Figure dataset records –
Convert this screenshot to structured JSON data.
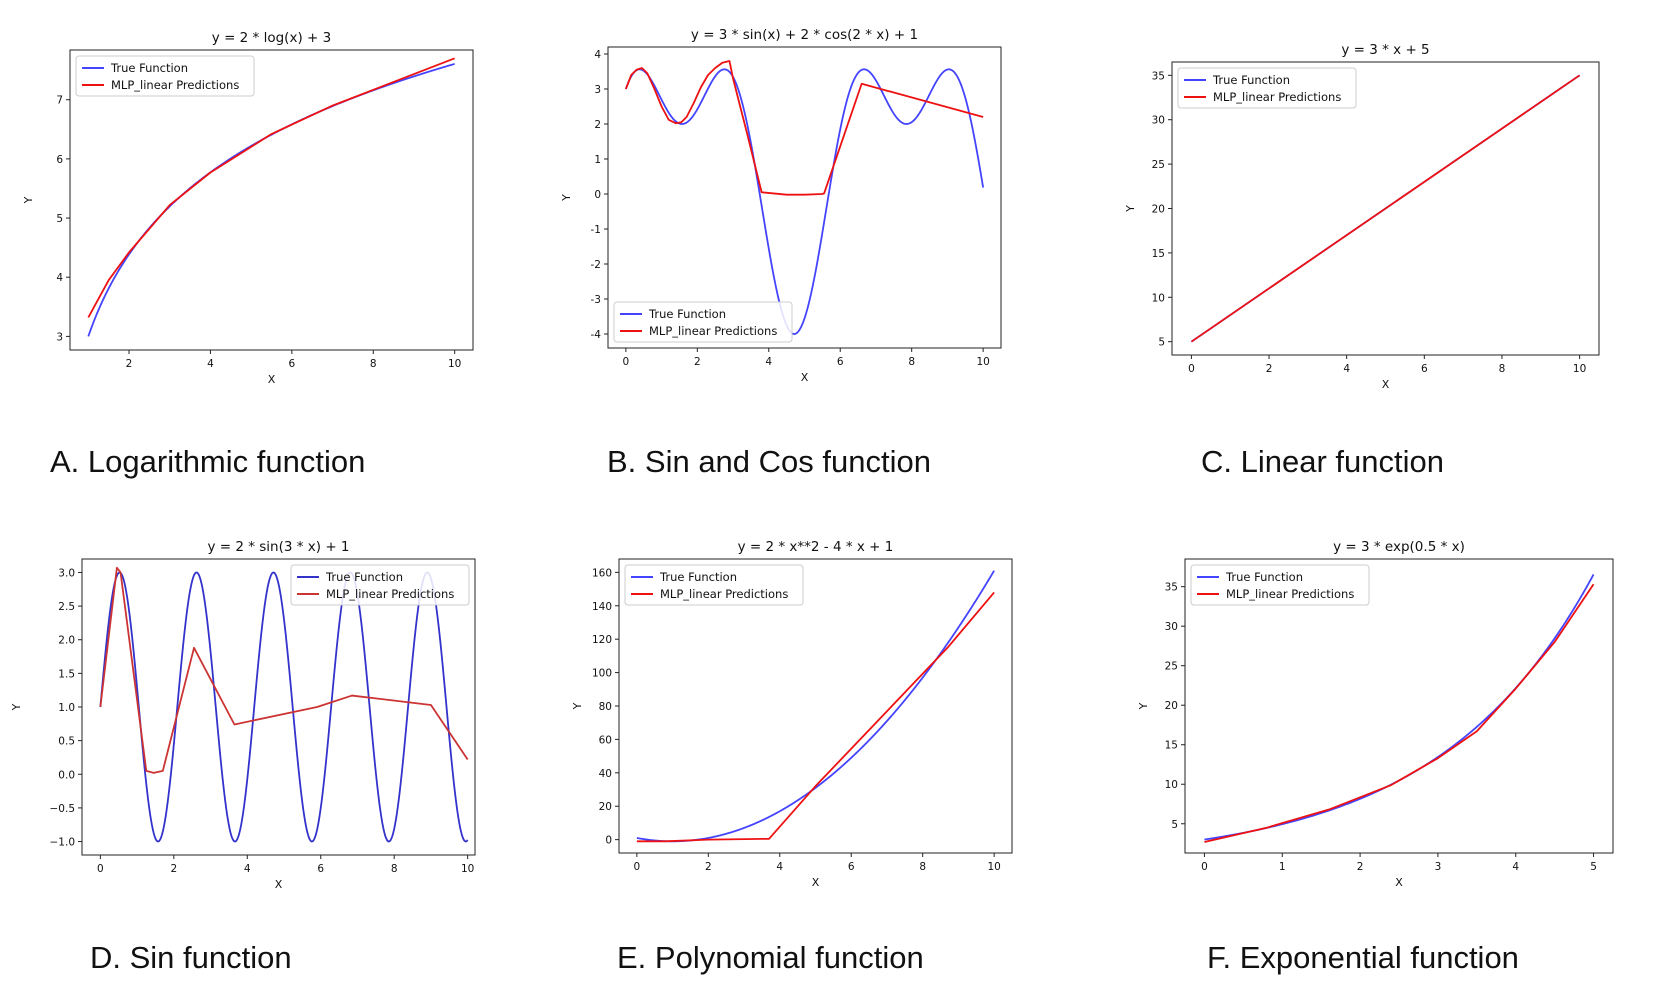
{
  "chart_data": [
    {
      "type": "line",
      "caption": "A. Logarithmic function",
      "title": "y = 2 * log(x) + 3",
      "xlabel": "X",
      "ylabel": "Y",
      "xlim": [
        0.55,
        10.45
      ],
      "ylim": [
        2.77,
        7.84
      ],
      "xticks": [
        2,
        4,
        6,
        8,
        10
      ],
      "yticks": [
        3,
        4,
        5,
        6,
        7
      ],
      "legend_position": "upper left",
      "series": [
        {
          "name": "True Function",
          "color": "#4444ff",
          "kind": "log",
          "x_range": [
            1,
            10
          ]
        },
        {
          "name": "MLP_linear Predictions",
          "color": "#ee1111",
          "x": [
            1,
            1.5,
            2,
            3,
            4,
            5.5,
            7,
            8.5,
            10
          ],
          "y": [
            3.32,
            3.95,
            4.42,
            5.22,
            5.77,
            6.42,
            6.9,
            7.3,
            7.7
          ]
        }
      ]
    },
    {
      "type": "line",
      "caption": "B. Sin and Cos function",
      "title": "y = 3 * sin(x) + 2 * cos(2 * x) + 1",
      "xlabel": "X",
      "ylabel": "Y",
      "xlim": [
        -0.5,
        10.5
      ],
      "ylim": [
        -4.4,
        4.2
      ],
      "xticks": [
        0,
        2,
        4,
        6,
        8,
        10
      ],
      "yticks": [
        -4,
        -3,
        -2,
        -1,
        0,
        1,
        2,
        3,
        4
      ],
      "legend_position": "lower left",
      "series": [
        {
          "name": "True Function",
          "color": "#4444ff",
          "kind": "sincos",
          "x_range": [
            0,
            10
          ]
        },
        {
          "name": "MLP_linear Predictions",
          "color": "#ee1111",
          "x": [
            0,
            0.15,
            0.3,
            0.45,
            0.6,
            0.8,
            1.0,
            1.2,
            1.4,
            1.55,
            1.7,
            1.9,
            2.1,
            2.3,
            2.5,
            2.7,
            2.9,
            3.0,
            3.4,
            3.8,
            4.5,
            5.0,
            5.5,
            5.55,
            6.6,
            10
          ],
          "y": [
            3.0,
            3.4,
            3.55,
            3.6,
            3.45,
            3.0,
            2.5,
            2.12,
            2.02,
            2.05,
            2.2,
            2.6,
            3.05,
            3.4,
            3.6,
            3.75,
            3.8,
            3.3,
            1.7,
            0.05,
            -0.02,
            -0.02,
            0.0,
            0.02,
            3.15,
            2.2
          ]
        }
      ]
    },
    {
      "type": "line",
      "caption": "C. Linear function",
      "title": "y = 3 * x + 5",
      "xlabel": "X",
      "ylabel": "Y",
      "xlim": [
        -0.5,
        10.5
      ],
      "ylim": [
        3.5,
        36.5
      ],
      "xticks": [
        0,
        2,
        4,
        6,
        8,
        10
      ],
      "yticks": [
        5,
        10,
        15,
        20,
        25,
        30,
        35
      ],
      "legend_position": "upper left",
      "series": [
        {
          "name": "True Function",
          "color": "#4444ff",
          "kind": "linear",
          "x_range": [
            0,
            10
          ]
        },
        {
          "name": "MLP_linear Predictions",
          "color": "#ee1111",
          "x": [
            0,
            10
          ],
          "y": [
            5,
            35
          ]
        }
      ]
    },
    {
      "type": "line",
      "caption": "D. Sin function",
      "title": "y = 2 * sin(3 * x) + 1",
      "xlabel": "X",
      "ylabel": "Y",
      "xlim": [
        -0.5,
        10.2
      ],
      "ylim": [
        -1.2,
        3.2
      ],
      "xticks": [
        0,
        2,
        4,
        6,
        8,
        10
      ],
      "yticks": [
        -1.0,
        -0.5,
        0.0,
        0.5,
        1.0,
        1.5,
        2.0,
        2.5,
        3.0
      ],
      "ytick_labels": [
        "−1.0",
        "−0.5",
        "0.0",
        "0.5",
        "1.0",
        "1.5",
        "2.0",
        "2.5",
        "3.0"
      ],
      "legend_position": "upper right",
      "series": [
        {
          "name": "True Function",
          "color": "#3333cc",
          "kind": "sin3",
          "x_range": [
            0,
            10
          ]
        },
        {
          "name": "MLP_linear Predictions",
          "color": "#cc3333",
          "x": [
            0,
            0.45,
            0.55,
            1.25,
            1.45,
            1.7,
            2.55,
            3.65,
            5.9,
            6.85,
            9.0,
            10
          ],
          "y": [
            1.0,
            3.07,
            3.0,
            0.05,
            0.02,
            0.05,
            1.88,
            0.74,
            1.0,
            1.17,
            1.03,
            0.22
          ]
        }
      ]
    },
    {
      "type": "line",
      "caption": "E. Polynomial function",
      "title": "y = 2 * x**2 - 4 * x + 1",
      "xlabel": "X",
      "ylabel": "Y",
      "xlim": [
        -0.5,
        10.5
      ],
      "ylim": [
        -8,
        168
      ],
      "xticks": [
        0,
        2,
        4,
        6,
        8,
        10
      ],
      "yticks": [
        0,
        20,
        40,
        60,
        80,
        100,
        120,
        140,
        160
      ],
      "legend_position": "upper left",
      "series": [
        {
          "name": "True Function",
          "color": "#4444ff",
          "kind": "poly",
          "x_range": [
            0,
            10
          ]
        },
        {
          "name": "MLP_linear Predictions",
          "color": "#ee1111",
          "x": [
            0,
            0.8,
            2,
            3.7,
            5.0,
            8.7,
            10
          ],
          "y": [
            -1,
            -1,
            0,
            0.5,
            32,
            115,
            148
          ]
        }
      ]
    },
    {
      "type": "line",
      "caption": "F. Exponential function",
      "title": "y = 3 * exp(0.5 * x)",
      "xlabel": "X",
      "ylabel": "Y",
      "xlim": [
        -0.25,
        5.25
      ],
      "ylim": [
        1.3,
        38.5
      ],
      "xticks": [
        0,
        1,
        2,
        3,
        4,
        5
      ],
      "yticks": [
        5,
        10,
        15,
        20,
        25,
        30,
        35
      ],
      "legend_position": "upper left",
      "series": [
        {
          "name": "True Function",
          "color": "#4444ff",
          "kind": "exp",
          "x_range": [
            0,
            5
          ]
        },
        {
          "name": "MLP_linear Predictions",
          "color": "#ee1111",
          "x": [
            0,
            0.8,
            1.6,
            2.4,
            3.0,
            3.5,
            4.0,
            4.5,
            5.0
          ],
          "y": [
            2.7,
            4.5,
            6.8,
            9.9,
            13.3,
            16.7,
            22.1,
            28.0,
            35.3
          ]
        }
      ]
    }
  ]
}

Stated exercise –
Your task is to return the entries above exactly, with no pictures.

Exercise answer –
Convert this screenshot to structured JSON data.
{
  "chart_data": [
    {
      "type": "line",
      "caption": "A. Logarithmic function",
      "title": "y = 2 * log(x) + 3",
      "xlabel": "X",
      "ylabel": "Y",
      "xlim": [
        0.55,
        10.45
      ],
      "ylim": [
        2.77,
        7.84
      ],
      "xticks": [
        2,
        4,
        6,
        8,
        10
      ],
      "yticks": [
        3,
        4,
        5,
        6,
        7
      ],
      "legend_position": "upper left",
      "series": [
        {
          "name": "True Function",
          "color": "#4444ff",
          "kind": "log",
          "x_range": [
            1,
            10
          ]
        },
        {
          "name": "MLP_linear Predictions",
          "color": "#ee1111",
          "x": [
            1,
            1.5,
            2,
            3,
            4,
            5.5,
            7,
            8.5,
            10
          ],
          "y": [
            3.32,
            3.95,
            4.42,
            5.22,
            5.77,
            6.42,
            6.9,
            7.3,
            7.7
          ]
        }
      ]
    },
    {
      "type": "line",
      "caption": "B. Sin and Cos function",
      "title": "y = 3 * sin(x) + 2 * cos(2 * x) + 1",
      "xlabel": "X",
      "ylabel": "Y",
      "xlim": [
        -0.5,
        10.5
      ],
      "ylim": [
        -4.4,
        4.2
      ],
      "xticks": [
        0,
        2,
        4,
        6,
        8,
        10
      ],
      "yticks": [
        -4,
        -3,
        -2,
        -1,
        0,
        1,
        2,
        3,
        4
      ],
      "legend_position": "lower left",
      "series": [
        {
          "name": "True Function",
          "color": "#4444ff",
          "kind": "sincos",
          "x_range": [
            0,
            10
          ]
        },
        {
          "name": "MLP_linear Predictions",
          "color": "#ee1111",
          "x": [
            0,
            0.15,
            0.3,
            0.45,
            0.6,
            0.8,
            1.0,
            1.2,
            1.4,
            1.55,
            1.7,
            1.9,
            2.1,
            2.3,
            2.5,
            2.7,
            2.9,
            3.0,
            3.4,
            3.8,
            4.5,
            5.0,
            5.5,
            5.55,
            6.6,
            10
          ],
          "y": [
            3.0,
            3.4,
            3.55,
            3.6,
            3.45,
            3.0,
            2.5,
            2.12,
            2.02,
            2.05,
            2.2,
            2.6,
            3.05,
            3.4,
            3.6,
            3.75,
            3.8,
            3.3,
            1.7,
            0.05,
            -0.02,
            -0.02,
            0.0,
            0.02,
            3.15,
            2.2
          ]
        }
      ]
    },
    {
      "type": "line",
      "caption": "C. Linear function",
      "title": "y = 3 * x + 5",
      "xlabel": "X",
      "ylabel": "Y",
      "xlim": [
        -0.5,
        10.5
      ],
      "ylim": [
        3.5,
        36.5
      ],
      "xticks": [
        0,
        2,
        4,
        6,
        8,
        10
      ],
      "yticks": [
        5,
        10,
        15,
        20,
        25,
        30,
        35
      ],
      "legend_position": "upper left",
      "series": [
        {
          "name": "True Function",
          "color": "#4444ff",
          "kind": "linear",
          "x_range": [
            0,
            10
          ]
        },
        {
          "name": "MLP_linear Predictions",
          "color": "#ee1111",
          "x": [
            0,
            10
          ],
          "y": [
            5,
            35
          ]
        }
      ]
    },
    {
      "type": "line",
      "caption": "D. Sin function",
      "title": "y = 2 * sin(3 * x) + 1",
      "xlabel": "X",
      "ylabel": "Y",
      "xlim": [
        -0.5,
        10.2
      ],
      "ylim": [
        -1.2,
        3.2
      ],
      "xticks": [
        0,
        2,
        4,
        6,
        8,
        10
      ],
      "yticks": [
        -1.0,
        -0.5,
        0.0,
        0.5,
        1.0,
        1.5,
        2.0,
        2.5,
        3.0
      ],
      "ytick_labels": [
        "−1.0",
        "−0.5",
        "0.0",
        "0.5",
        "1.0",
        "1.5",
        "2.0",
        "2.5",
        "3.0"
      ],
      "legend_position": "upper right",
      "series": [
        {
          "name": "True Function",
          "color": "#3333cc",
          "kind": "sin3",
          "x_range": [
            0,
            10
          ]
        },
        {
          "name": "MLP_linear Predictions",
          "color": "#cc3333",
          "x": [
            0,
            0.45,
            0.55,
            1.25,
            1.45,
            1.7,
            2.55,
            3.65,
            5.9,
            6.85,
            9.0,
            10
          ],
          "y": [
            1.0,
            3.07,
            3.0,
            0.05,
            0.02,
            0.05,
            1.88,
            0.74,
            1.0,
            1.17,
            1.03,
            0.22
          ]
        }
      ]
    },
    {
      "type": "line",
      "caption": "E. Polynomial function",
      "title": "y = 2 * x**2 - 4 * x + 1",
      "xlabel": "X",
      "ylabel": "Y",
      "xlim": [
        -0.5,
        10.5
      ],
      "ylim": [
        -8,
        168
      ],
      "xticks": [
        0,
        2,
        4,
        6,
        8,
        10
      ],
      "yticks": [
        0,
        20,
        40,
        60,
        80,
        100,
        120,
        140,
        160
      ],
      "legend_position": "upper left",
      "series": [
        {
          "name": "True Function",
          "color": "#4444ff",
          "kind": "poly",
          "x_range": [
            0,
            10
          ]
        },
        {
          "name": "MLP_linear Predictions",
          "color": "#ee1111",
          "x": [
            0,
            0.8,
            2,
            3.7,
            5.0,
            8.7,
            10
          ],
          "y": [
            -1,
            -1,
            0,
            0.5,
            32,
            115,
            148
          ]
        }
      ]
    },
    {
      "type": "line",
      "caption": "F. Exponential function",
      "title": "y = 3 * exp(0.5 * x)",
      "xlabel": "X",
      "ylabel": "Y",
      "xlim": [
        -0.25,
        5.25
      ],
      "ylim": [
        1.3,
        38.5
      ],
      "xticks": [
        0,
        1,
        2,
        3,
        4,
        5
      ],
      "yticks": [
        5,
        10,
        15,
        20,
        25,
        30,
        35
      ],
      "legend_position": "upper left",
      "series": [
        {
          "name": "True Function",
          "color": "#4444ff",
          "kind": "exp",
          "x_range": [
            0,
            5
          ]
        },
        {
          "name": "MLP_linear Predictions",
          "color": "#ee1111",
          "x": [
            0,
            0.8,
            1.6,
            2.4,
            3.0,
            3.5,
            4.0,
            4.5,
            5.0
          ],
          "y": [
            2.7,
            4.5,
            6.8,
            9.9,
            13.3,
            16.7,
            22.1,
            28.0,
            35.3
          ]
        }
      ]
    }
  ]
}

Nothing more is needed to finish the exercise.